#### TASK DESCRIPTION:
Say only how many lines contain the word "childless".
+ + +
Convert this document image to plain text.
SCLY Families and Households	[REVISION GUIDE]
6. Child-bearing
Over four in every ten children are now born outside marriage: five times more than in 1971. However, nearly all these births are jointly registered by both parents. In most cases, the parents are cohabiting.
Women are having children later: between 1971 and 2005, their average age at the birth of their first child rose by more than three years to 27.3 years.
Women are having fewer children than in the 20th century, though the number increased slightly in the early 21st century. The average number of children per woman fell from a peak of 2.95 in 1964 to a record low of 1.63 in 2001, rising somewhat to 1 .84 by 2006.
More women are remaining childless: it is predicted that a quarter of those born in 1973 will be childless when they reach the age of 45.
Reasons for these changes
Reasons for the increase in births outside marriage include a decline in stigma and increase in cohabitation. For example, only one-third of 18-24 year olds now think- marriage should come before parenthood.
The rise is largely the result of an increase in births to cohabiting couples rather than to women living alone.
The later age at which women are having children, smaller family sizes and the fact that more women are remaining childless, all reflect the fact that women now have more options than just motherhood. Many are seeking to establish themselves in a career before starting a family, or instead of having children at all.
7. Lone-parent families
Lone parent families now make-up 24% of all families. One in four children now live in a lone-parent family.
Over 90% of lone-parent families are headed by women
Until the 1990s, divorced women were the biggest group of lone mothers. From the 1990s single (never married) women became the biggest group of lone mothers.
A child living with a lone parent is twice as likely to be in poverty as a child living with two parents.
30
+ + +
#### RESPONSE TO THE EXERCISE:
2